WORK TO DO:
Reply with one number: how many lines contain the word "title".

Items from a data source
* * *

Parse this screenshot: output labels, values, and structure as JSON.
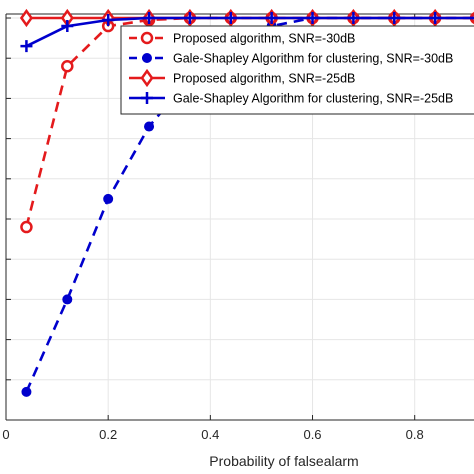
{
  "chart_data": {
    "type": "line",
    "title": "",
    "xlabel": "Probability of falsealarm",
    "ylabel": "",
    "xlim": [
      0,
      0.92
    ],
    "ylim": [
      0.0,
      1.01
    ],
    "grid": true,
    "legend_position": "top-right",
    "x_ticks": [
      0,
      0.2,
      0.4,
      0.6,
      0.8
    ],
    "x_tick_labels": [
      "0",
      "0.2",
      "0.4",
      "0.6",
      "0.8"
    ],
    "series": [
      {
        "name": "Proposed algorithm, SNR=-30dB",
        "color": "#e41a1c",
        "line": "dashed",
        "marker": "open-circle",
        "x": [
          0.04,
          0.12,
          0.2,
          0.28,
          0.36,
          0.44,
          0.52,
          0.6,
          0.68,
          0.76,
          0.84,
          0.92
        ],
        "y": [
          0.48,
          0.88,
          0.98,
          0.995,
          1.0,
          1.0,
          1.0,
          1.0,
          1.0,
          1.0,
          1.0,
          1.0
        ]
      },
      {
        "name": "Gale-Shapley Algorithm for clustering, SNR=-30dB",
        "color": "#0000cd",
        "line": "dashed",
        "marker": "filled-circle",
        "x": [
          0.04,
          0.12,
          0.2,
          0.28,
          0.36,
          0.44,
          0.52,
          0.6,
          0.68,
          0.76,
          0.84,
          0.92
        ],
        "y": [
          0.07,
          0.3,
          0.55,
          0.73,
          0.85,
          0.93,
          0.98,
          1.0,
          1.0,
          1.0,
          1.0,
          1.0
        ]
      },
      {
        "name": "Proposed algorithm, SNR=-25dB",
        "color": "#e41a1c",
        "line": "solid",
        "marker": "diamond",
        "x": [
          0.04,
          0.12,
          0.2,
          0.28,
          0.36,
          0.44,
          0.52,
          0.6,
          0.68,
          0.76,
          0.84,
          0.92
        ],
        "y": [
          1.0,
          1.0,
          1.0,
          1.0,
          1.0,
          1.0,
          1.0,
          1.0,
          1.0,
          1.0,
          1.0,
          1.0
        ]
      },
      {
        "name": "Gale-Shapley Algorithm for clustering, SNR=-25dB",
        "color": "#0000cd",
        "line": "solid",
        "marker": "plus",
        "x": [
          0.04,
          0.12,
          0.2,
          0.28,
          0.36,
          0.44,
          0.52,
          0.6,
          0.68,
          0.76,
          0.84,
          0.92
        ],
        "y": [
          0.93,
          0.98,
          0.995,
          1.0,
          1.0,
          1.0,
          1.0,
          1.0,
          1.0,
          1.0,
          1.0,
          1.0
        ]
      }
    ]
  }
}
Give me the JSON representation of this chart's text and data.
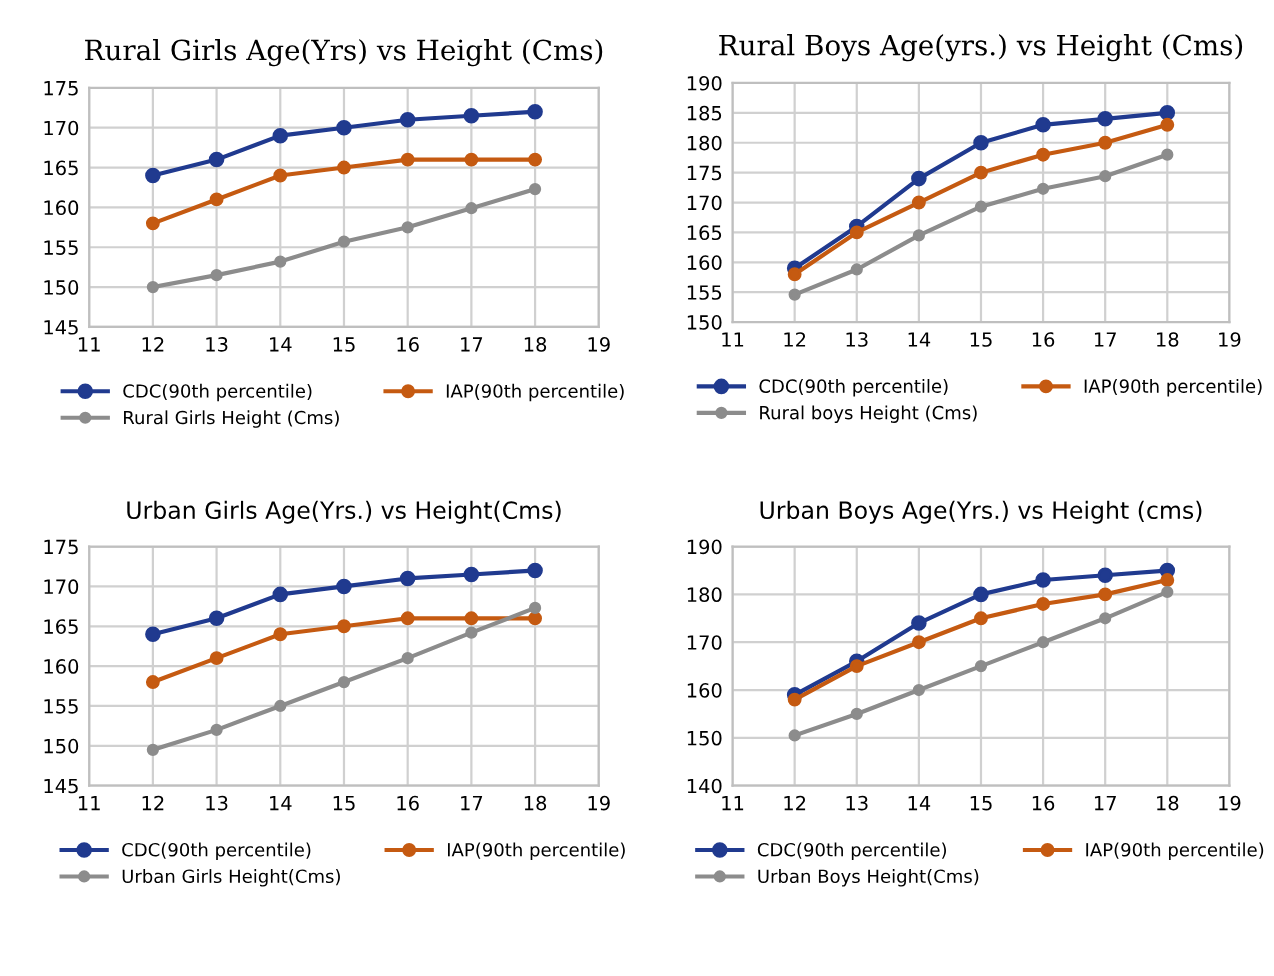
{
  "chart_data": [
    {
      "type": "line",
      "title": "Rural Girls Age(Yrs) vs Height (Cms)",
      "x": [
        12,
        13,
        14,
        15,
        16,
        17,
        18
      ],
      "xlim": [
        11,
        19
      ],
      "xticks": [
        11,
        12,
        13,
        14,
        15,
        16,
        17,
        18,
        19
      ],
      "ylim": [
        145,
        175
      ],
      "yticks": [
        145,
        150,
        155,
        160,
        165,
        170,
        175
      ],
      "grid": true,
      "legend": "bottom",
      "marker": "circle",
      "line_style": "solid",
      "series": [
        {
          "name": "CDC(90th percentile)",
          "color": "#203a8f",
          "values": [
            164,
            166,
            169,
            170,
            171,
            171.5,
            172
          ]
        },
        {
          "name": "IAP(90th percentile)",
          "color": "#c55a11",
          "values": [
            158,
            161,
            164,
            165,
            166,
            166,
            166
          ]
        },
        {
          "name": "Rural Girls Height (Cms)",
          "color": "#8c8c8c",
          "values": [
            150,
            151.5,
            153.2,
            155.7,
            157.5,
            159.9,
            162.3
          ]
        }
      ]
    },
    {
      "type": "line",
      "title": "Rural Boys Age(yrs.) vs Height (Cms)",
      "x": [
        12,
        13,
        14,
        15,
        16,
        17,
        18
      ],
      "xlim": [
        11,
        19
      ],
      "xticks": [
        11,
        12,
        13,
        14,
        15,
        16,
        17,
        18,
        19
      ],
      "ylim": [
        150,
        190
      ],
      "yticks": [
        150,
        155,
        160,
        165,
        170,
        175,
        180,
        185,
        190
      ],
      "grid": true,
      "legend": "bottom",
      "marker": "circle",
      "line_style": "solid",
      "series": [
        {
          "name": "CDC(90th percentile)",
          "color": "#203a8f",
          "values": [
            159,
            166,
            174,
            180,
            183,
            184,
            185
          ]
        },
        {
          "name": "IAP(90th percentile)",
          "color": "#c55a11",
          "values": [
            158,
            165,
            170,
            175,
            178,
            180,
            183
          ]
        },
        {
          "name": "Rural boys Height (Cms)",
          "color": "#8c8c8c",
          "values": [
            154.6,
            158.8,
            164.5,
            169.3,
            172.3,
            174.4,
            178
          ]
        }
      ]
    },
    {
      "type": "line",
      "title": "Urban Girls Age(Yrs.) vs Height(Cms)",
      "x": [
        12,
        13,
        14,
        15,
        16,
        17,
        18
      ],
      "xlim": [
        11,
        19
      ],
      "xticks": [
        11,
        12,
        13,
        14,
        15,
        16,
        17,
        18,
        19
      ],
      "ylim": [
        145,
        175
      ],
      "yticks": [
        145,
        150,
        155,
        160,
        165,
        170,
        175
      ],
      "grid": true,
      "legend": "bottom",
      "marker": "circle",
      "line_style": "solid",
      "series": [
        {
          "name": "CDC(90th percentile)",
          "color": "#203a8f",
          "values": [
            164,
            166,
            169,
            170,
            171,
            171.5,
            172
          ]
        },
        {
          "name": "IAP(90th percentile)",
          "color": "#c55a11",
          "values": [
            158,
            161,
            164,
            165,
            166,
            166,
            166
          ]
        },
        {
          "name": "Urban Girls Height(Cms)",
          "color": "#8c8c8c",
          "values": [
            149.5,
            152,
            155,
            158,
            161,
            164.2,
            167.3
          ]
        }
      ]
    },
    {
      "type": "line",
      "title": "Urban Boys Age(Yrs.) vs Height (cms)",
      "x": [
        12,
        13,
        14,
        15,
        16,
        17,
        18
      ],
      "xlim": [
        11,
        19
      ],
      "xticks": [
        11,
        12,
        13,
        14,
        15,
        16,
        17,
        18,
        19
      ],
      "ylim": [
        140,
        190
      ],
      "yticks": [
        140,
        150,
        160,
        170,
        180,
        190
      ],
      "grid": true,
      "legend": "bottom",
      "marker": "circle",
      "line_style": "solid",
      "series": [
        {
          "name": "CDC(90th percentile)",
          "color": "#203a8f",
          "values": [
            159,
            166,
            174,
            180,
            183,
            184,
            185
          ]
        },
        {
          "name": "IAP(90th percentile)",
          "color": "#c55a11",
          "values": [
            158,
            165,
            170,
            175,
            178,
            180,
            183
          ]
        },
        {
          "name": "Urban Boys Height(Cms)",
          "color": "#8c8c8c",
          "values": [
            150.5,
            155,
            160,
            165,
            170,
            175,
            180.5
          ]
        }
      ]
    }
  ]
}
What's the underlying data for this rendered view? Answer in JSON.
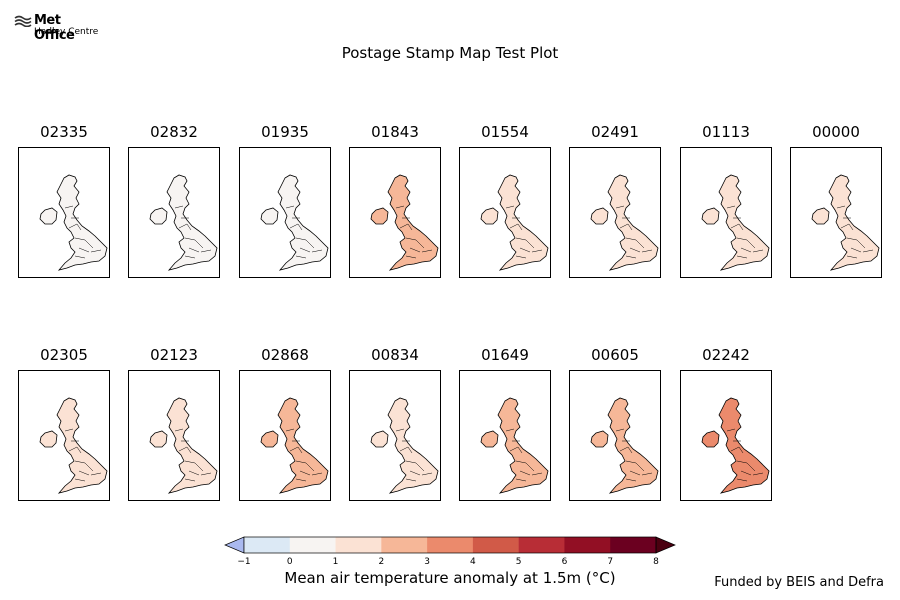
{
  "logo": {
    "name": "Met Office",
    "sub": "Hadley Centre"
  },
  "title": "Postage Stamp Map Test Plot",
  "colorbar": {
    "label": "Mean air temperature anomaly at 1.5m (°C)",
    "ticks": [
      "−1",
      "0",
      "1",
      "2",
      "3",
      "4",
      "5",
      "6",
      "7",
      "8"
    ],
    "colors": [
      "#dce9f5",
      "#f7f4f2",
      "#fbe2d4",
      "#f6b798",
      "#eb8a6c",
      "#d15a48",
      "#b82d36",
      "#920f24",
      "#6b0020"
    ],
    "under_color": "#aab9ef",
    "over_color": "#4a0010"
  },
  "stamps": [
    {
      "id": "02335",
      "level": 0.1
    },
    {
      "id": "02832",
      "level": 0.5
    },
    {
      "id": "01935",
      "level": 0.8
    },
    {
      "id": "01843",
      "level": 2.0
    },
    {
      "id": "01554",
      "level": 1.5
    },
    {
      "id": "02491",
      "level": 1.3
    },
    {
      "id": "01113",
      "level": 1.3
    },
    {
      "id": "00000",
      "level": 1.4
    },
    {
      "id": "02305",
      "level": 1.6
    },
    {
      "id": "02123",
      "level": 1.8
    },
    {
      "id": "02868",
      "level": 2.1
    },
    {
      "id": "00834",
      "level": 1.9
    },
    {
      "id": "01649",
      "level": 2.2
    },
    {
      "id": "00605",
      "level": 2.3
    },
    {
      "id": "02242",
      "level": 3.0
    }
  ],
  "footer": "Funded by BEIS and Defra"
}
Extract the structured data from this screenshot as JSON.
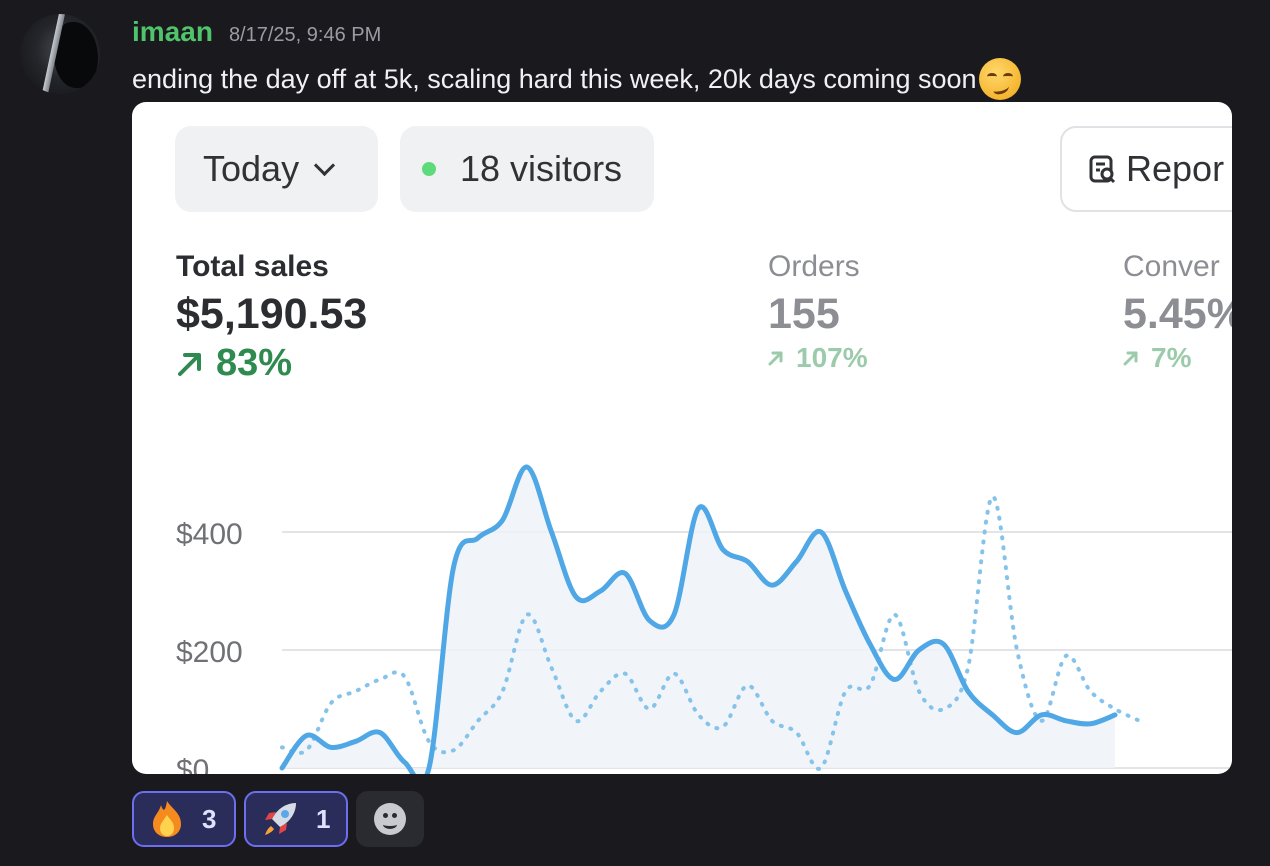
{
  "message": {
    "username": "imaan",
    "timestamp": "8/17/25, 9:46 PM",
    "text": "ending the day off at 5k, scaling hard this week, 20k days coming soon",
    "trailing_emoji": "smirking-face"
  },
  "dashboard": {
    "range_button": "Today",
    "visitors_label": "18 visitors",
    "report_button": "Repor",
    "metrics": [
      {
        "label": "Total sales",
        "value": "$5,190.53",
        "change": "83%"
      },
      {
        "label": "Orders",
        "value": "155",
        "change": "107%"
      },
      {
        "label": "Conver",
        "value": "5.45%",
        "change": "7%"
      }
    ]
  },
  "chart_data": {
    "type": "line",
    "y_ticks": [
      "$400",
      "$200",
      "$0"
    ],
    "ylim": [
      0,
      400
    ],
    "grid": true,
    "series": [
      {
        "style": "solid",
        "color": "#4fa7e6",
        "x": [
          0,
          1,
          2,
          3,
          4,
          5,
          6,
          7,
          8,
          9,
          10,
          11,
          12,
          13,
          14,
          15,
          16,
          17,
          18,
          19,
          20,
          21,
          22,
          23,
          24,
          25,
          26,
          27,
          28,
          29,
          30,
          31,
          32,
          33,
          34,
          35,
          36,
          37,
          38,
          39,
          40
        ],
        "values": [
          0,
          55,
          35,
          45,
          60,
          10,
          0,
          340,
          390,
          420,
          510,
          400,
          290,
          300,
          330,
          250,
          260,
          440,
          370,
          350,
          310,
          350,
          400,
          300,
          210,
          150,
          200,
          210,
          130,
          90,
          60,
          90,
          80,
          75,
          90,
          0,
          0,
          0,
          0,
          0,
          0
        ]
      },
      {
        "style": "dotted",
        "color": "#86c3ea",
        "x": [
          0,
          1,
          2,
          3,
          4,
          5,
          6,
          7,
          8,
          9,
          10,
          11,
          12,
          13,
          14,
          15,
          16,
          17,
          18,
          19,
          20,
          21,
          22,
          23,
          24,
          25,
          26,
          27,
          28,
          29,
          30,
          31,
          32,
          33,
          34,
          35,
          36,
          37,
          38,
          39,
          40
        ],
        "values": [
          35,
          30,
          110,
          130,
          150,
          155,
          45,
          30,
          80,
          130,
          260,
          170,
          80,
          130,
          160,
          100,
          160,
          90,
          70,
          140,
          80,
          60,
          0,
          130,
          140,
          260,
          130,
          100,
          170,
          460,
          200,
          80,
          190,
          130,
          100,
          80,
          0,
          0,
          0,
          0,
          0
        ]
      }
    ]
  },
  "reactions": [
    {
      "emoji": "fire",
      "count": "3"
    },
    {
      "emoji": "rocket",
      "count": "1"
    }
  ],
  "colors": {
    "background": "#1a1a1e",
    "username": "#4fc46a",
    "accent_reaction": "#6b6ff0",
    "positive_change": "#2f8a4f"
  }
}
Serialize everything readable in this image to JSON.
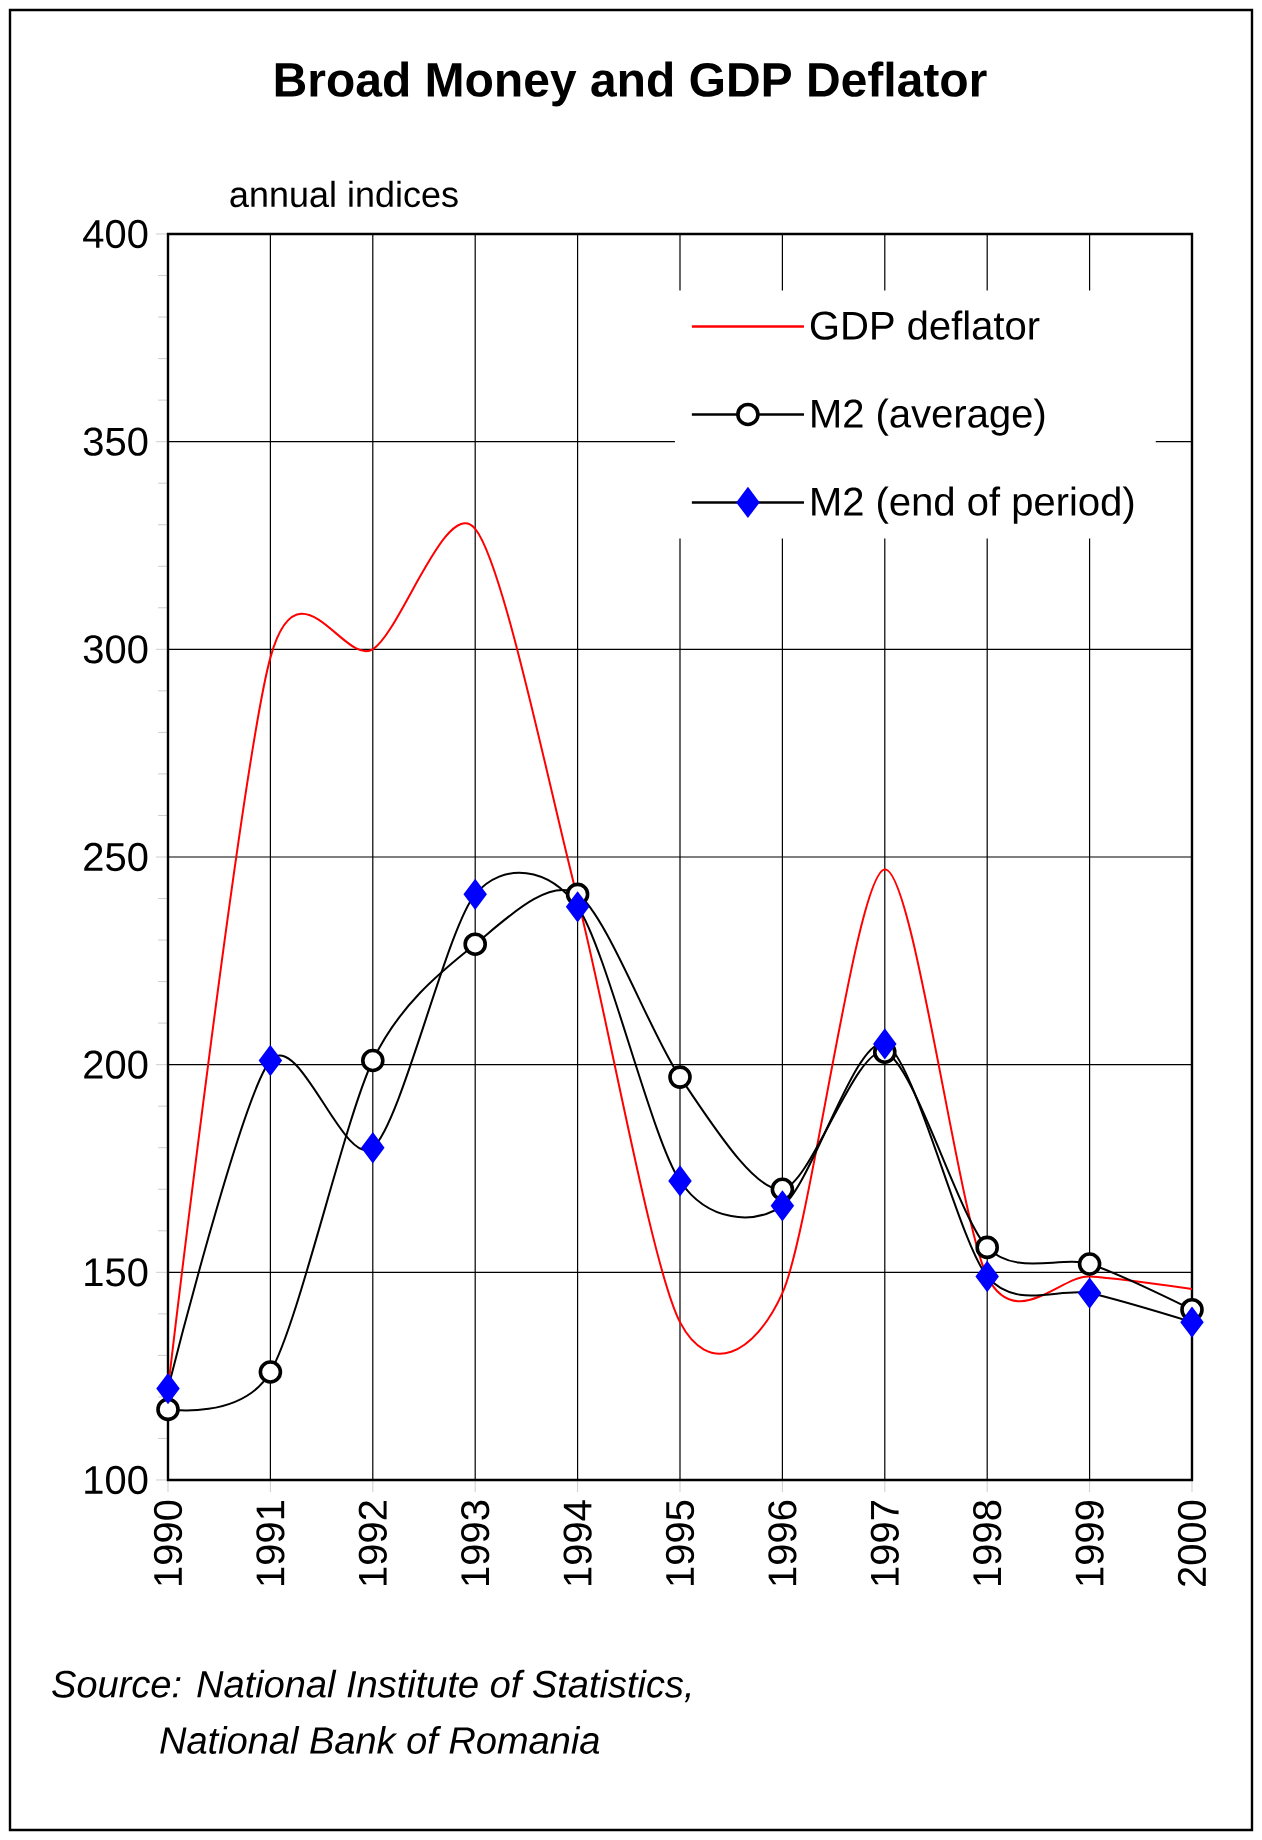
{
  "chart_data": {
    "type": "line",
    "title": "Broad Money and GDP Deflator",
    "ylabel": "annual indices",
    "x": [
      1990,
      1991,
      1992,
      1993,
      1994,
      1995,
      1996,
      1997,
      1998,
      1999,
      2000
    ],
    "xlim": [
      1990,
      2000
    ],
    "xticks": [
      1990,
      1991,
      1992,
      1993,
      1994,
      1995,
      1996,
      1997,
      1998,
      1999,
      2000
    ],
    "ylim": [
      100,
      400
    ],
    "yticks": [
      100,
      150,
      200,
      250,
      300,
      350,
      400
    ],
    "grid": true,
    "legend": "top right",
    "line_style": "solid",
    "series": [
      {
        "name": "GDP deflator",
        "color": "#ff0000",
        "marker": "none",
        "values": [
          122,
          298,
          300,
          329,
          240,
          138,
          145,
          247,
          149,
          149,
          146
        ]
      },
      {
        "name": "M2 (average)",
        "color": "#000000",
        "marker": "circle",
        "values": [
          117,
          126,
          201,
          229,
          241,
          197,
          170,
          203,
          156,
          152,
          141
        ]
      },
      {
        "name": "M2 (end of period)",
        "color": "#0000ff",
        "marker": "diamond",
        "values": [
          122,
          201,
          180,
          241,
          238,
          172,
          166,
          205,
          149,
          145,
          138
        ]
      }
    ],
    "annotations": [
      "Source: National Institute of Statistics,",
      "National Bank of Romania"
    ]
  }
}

* * *

SOLUTION FOR THIS EXERCISE:
7